● **Problem**: Counting only lines that hold "ylabel", give the total and nothing more.

Figure collection entries:

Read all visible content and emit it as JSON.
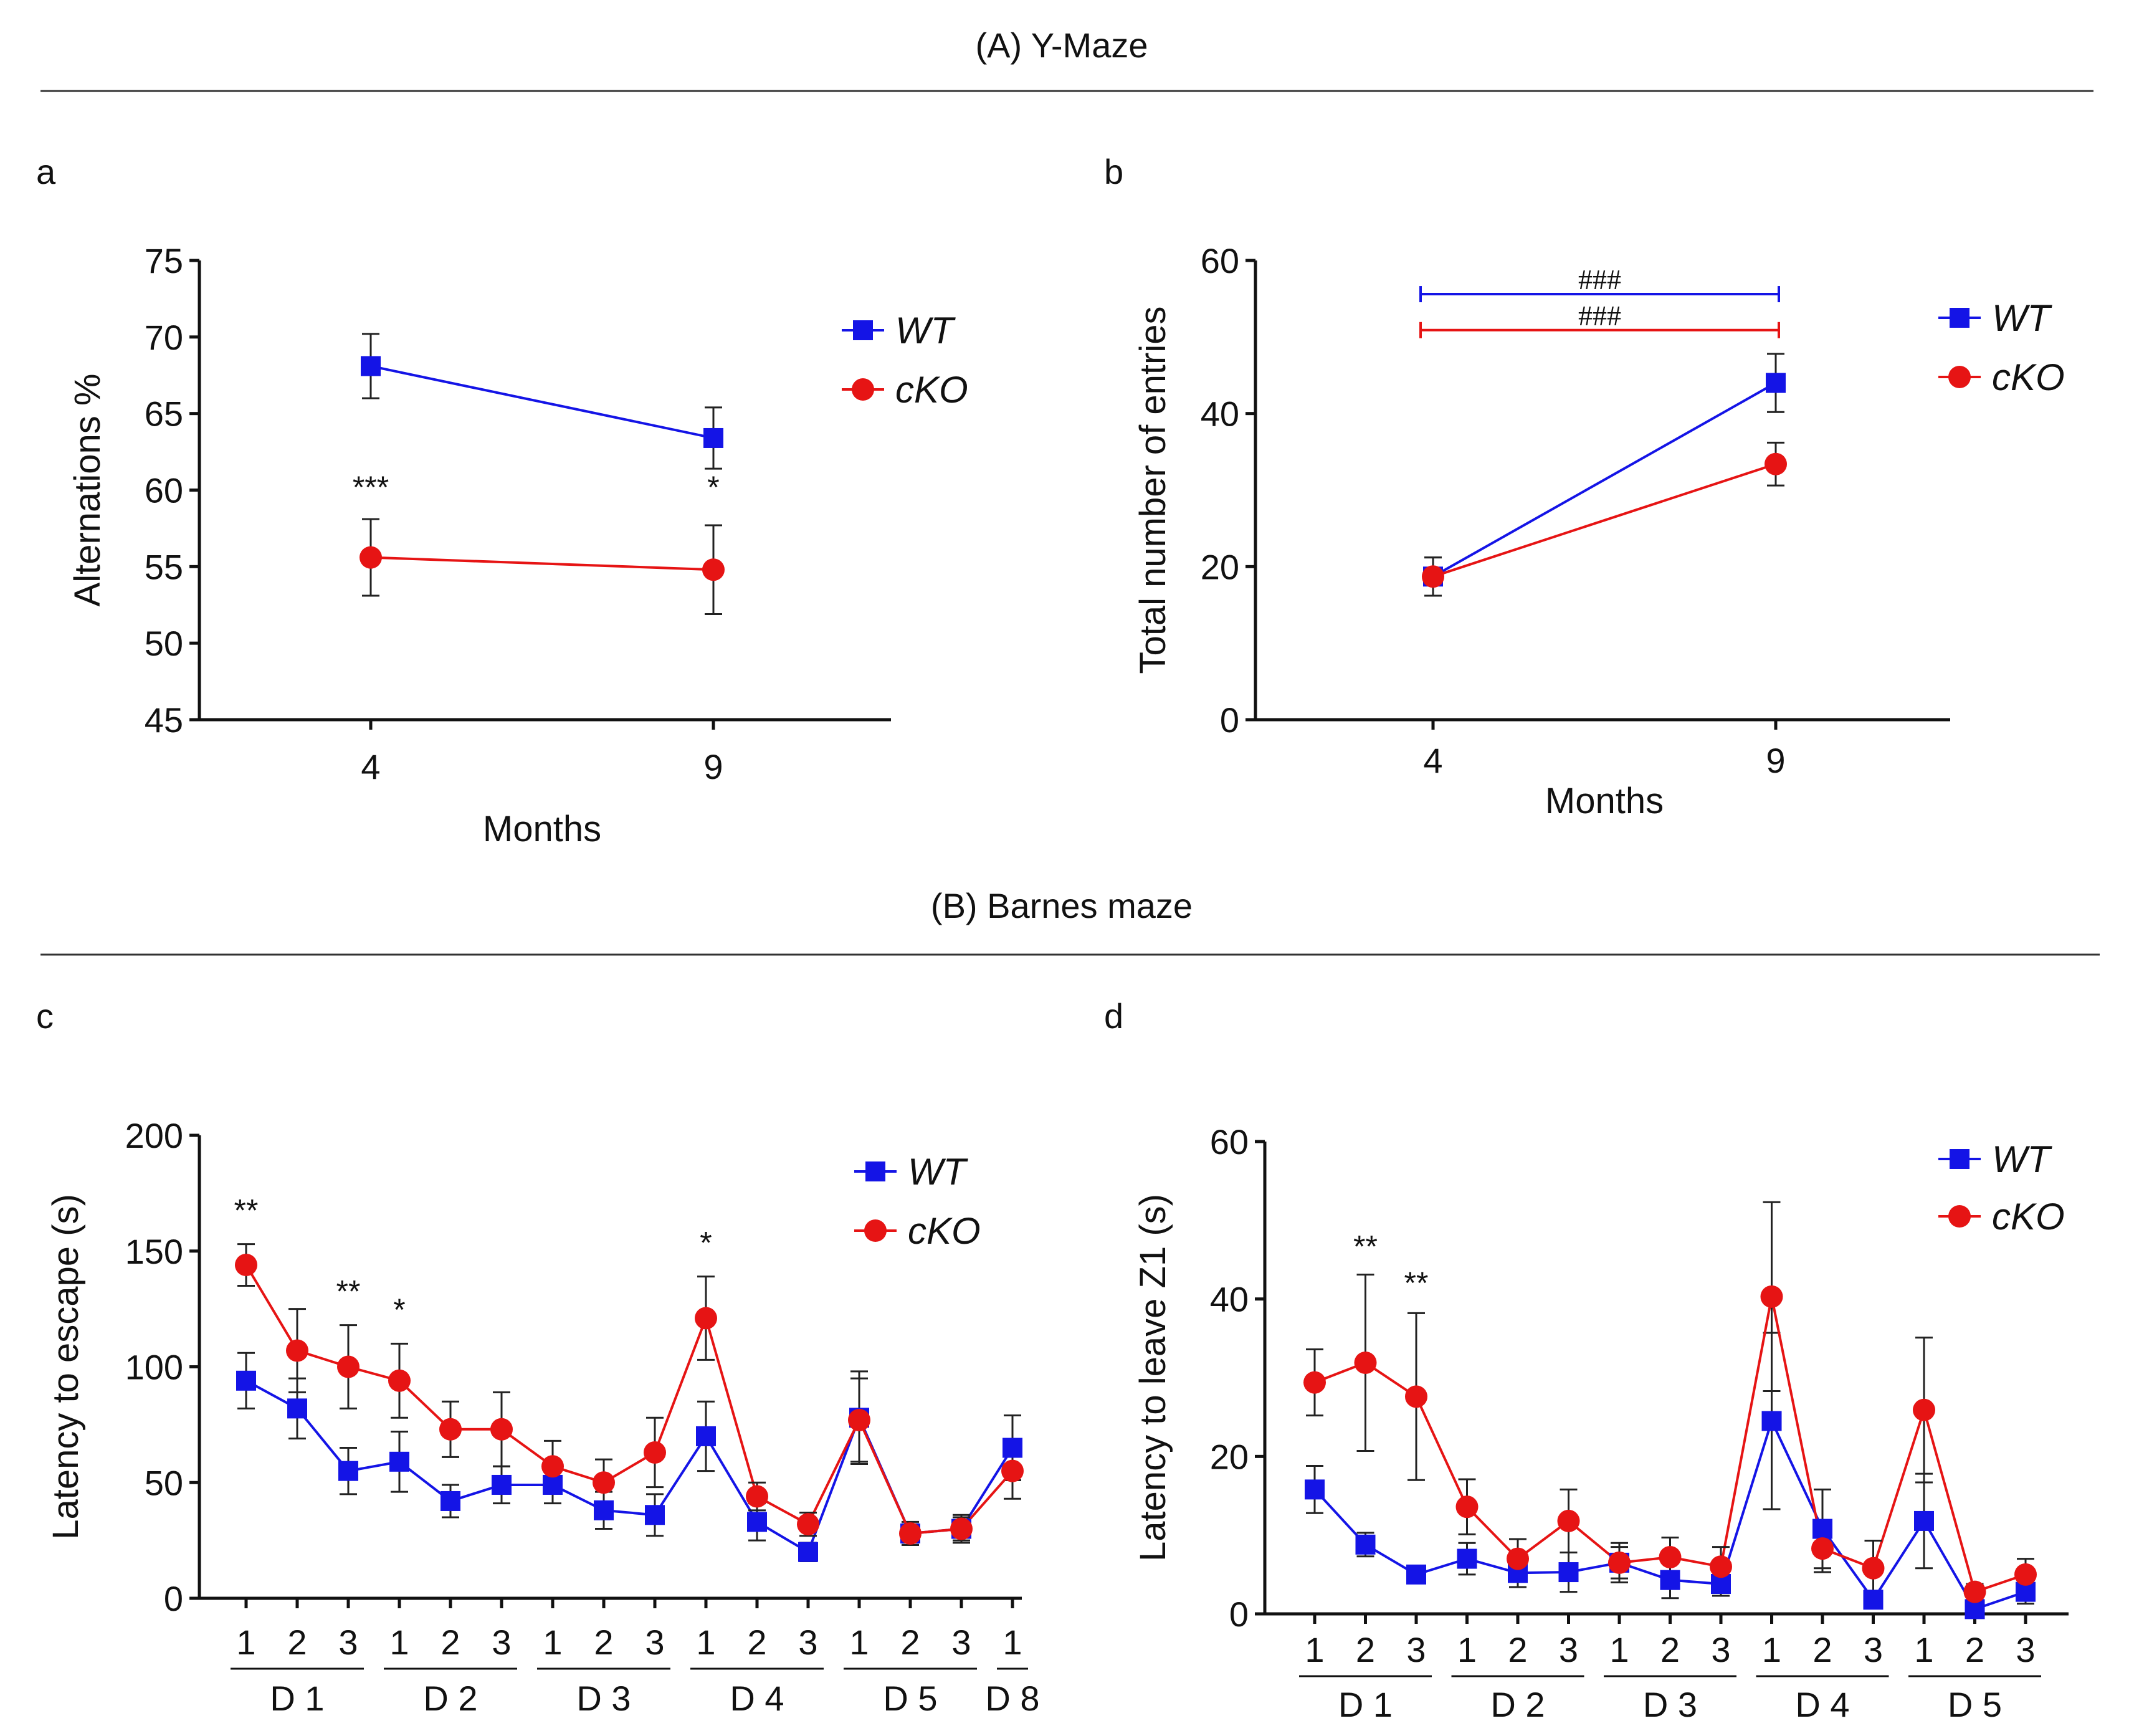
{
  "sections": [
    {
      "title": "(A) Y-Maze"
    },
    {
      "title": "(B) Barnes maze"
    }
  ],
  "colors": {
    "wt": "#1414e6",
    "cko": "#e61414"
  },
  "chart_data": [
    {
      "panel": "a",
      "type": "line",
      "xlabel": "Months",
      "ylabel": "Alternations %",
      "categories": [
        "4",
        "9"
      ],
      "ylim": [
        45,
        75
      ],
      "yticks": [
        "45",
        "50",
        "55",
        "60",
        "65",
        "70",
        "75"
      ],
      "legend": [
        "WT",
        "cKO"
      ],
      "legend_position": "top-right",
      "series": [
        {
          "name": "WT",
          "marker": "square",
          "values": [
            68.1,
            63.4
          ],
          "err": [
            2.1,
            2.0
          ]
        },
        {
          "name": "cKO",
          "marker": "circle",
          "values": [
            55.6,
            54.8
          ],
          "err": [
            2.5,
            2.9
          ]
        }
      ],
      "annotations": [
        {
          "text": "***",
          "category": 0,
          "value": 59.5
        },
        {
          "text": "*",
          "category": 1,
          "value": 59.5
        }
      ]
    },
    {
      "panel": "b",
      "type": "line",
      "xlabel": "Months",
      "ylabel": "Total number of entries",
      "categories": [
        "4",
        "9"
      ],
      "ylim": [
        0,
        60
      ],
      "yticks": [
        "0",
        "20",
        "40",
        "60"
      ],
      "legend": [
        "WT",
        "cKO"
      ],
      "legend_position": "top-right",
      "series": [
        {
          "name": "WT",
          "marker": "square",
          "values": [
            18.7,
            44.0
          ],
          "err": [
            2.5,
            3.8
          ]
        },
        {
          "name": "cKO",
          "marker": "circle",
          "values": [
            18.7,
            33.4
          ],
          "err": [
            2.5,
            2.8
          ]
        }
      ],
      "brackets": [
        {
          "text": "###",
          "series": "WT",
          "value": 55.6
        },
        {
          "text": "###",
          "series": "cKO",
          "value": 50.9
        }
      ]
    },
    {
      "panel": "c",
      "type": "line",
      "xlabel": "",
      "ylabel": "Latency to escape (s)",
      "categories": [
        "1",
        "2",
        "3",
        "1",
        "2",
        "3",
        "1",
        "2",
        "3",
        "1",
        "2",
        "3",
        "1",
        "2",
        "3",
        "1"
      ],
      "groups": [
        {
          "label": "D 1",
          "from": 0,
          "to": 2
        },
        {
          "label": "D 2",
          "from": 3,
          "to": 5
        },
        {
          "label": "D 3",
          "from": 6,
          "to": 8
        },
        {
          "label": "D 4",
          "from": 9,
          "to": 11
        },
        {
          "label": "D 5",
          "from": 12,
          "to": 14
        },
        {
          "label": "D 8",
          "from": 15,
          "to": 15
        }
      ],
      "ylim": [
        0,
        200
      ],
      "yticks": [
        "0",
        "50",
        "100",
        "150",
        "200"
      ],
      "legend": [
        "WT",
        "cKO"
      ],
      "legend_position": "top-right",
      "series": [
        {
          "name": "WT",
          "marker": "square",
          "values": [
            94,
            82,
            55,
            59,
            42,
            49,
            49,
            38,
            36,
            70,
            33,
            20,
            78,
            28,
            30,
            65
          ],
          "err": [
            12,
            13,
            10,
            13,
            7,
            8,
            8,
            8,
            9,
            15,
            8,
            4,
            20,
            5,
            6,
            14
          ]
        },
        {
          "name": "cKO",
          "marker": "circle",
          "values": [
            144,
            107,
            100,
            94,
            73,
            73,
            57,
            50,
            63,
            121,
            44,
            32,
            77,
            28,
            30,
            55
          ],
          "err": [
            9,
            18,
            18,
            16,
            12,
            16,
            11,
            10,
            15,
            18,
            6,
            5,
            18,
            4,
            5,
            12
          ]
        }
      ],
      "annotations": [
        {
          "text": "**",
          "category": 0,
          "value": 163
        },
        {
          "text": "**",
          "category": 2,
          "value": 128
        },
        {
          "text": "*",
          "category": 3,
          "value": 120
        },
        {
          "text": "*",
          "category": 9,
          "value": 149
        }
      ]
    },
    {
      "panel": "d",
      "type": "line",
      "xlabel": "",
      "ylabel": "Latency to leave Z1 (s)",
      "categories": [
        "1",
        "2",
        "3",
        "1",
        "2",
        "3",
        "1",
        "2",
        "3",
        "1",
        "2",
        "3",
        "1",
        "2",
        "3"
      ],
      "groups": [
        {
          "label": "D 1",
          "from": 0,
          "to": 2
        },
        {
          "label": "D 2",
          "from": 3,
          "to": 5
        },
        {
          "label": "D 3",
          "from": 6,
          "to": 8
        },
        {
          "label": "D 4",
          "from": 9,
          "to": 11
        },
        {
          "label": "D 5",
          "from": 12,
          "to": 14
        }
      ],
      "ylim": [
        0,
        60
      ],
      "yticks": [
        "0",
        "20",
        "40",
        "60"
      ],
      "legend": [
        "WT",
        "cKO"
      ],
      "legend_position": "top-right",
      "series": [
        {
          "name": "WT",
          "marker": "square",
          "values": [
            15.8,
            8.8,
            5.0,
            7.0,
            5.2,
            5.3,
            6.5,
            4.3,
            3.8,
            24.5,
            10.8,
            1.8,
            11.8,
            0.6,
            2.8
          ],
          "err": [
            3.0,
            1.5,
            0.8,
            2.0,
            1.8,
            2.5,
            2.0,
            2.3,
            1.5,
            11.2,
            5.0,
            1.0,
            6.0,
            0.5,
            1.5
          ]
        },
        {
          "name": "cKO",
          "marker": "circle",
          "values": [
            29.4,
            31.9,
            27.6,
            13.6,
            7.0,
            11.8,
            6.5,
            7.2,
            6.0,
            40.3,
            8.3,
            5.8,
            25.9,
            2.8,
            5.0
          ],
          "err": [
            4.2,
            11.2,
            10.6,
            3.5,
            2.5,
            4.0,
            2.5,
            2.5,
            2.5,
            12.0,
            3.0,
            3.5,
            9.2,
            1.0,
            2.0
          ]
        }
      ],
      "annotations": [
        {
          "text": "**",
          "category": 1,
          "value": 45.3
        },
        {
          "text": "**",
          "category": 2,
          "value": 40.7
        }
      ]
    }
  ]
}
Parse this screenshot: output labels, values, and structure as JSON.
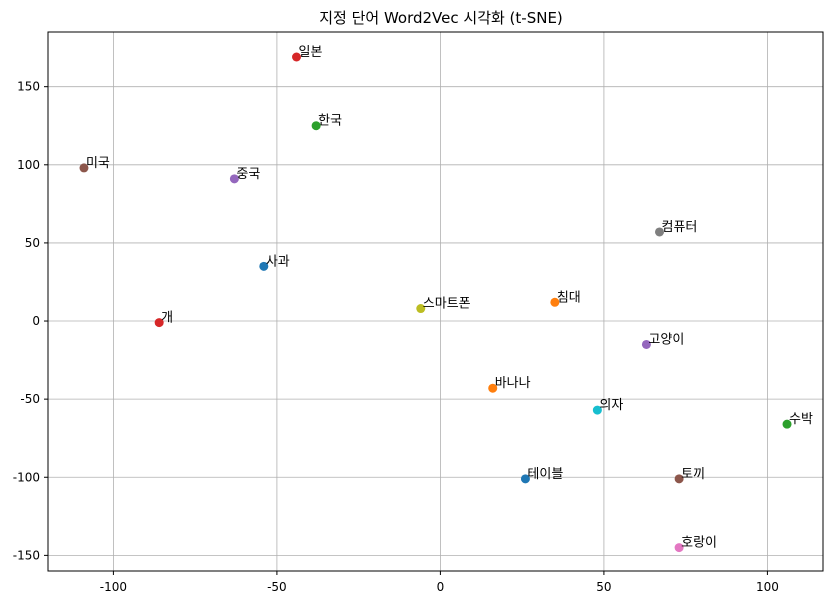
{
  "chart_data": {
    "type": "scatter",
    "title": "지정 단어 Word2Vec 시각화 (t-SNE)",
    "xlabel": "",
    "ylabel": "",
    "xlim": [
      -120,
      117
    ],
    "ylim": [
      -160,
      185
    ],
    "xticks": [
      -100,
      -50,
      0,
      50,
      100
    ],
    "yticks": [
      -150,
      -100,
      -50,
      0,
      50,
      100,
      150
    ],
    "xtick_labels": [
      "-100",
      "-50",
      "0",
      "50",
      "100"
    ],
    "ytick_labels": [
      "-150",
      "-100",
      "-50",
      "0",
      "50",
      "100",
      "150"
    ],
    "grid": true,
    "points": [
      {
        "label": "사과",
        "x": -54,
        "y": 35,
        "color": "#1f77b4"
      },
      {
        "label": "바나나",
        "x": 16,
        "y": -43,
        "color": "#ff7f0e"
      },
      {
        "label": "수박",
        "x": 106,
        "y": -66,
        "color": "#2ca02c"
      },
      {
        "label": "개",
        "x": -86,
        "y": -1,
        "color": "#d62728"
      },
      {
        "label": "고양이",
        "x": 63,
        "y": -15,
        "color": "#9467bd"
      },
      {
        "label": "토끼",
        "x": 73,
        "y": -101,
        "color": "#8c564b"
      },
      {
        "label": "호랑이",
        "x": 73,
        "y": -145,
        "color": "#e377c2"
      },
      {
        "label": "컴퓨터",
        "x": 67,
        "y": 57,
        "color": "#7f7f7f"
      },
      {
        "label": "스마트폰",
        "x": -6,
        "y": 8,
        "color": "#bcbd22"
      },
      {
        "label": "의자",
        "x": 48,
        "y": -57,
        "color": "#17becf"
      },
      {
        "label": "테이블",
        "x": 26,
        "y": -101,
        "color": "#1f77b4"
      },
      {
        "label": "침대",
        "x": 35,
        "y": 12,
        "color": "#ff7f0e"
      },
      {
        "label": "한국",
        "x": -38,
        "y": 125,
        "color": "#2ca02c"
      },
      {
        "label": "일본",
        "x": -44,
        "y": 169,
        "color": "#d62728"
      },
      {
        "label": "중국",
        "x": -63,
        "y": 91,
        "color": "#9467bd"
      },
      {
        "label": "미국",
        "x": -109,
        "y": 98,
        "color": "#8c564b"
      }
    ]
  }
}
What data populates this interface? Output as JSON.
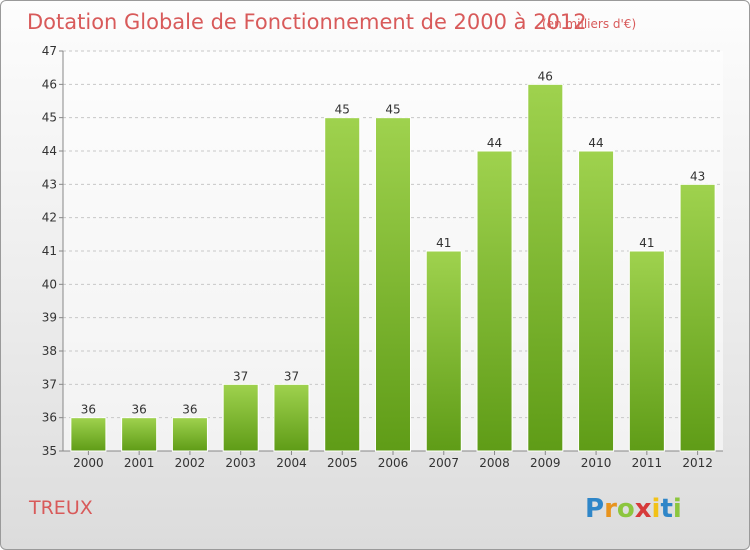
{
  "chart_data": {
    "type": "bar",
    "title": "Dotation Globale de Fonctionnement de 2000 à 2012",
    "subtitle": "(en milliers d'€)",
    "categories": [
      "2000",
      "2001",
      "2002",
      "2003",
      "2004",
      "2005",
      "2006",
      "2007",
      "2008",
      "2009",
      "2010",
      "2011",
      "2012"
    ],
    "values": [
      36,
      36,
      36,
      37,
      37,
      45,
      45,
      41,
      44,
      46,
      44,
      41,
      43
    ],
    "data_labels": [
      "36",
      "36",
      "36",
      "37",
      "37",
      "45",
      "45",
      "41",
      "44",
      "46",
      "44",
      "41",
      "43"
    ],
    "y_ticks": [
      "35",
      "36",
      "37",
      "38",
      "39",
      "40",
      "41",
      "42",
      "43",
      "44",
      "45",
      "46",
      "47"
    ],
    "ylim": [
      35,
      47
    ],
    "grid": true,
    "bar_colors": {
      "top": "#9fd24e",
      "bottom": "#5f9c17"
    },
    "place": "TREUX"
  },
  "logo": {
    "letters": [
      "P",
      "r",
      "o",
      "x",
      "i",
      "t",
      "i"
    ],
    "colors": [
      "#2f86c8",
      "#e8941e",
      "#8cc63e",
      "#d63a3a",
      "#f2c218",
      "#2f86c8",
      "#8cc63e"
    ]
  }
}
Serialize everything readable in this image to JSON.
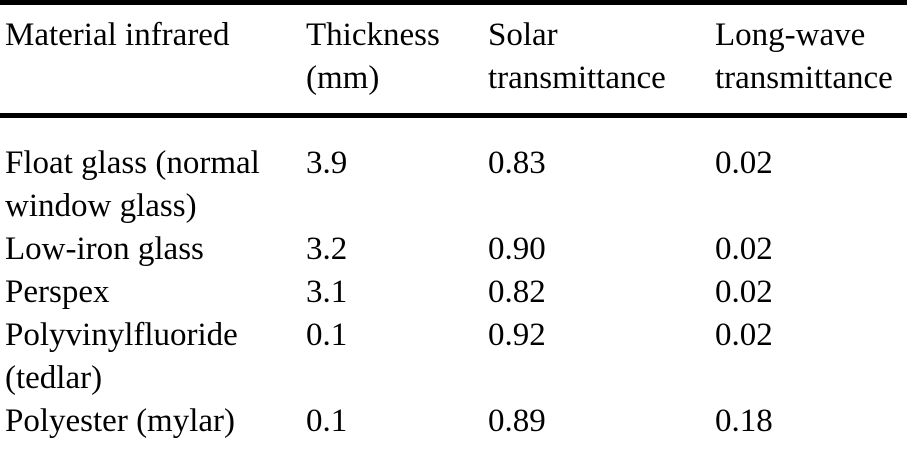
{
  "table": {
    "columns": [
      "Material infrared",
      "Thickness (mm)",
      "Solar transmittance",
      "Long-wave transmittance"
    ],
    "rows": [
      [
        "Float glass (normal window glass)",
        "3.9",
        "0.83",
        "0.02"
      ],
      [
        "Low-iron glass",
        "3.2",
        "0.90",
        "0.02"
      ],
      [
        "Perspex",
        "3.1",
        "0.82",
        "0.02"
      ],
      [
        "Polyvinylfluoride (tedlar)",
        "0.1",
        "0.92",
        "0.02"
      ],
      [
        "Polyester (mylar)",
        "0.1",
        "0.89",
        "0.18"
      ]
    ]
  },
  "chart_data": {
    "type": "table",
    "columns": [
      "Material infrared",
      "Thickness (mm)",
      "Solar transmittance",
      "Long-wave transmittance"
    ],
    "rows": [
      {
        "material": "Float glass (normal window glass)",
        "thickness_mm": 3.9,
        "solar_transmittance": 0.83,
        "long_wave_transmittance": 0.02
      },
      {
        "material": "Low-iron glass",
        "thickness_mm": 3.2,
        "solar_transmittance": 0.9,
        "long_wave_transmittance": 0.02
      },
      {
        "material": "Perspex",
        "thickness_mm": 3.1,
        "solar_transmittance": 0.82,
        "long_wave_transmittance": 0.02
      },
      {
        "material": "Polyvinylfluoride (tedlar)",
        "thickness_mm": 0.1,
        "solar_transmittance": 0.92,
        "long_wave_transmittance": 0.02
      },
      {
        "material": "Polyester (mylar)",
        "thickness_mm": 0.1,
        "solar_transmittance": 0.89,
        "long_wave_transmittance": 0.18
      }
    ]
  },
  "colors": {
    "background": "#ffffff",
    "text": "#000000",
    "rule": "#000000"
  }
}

● **Solution to this task**: 5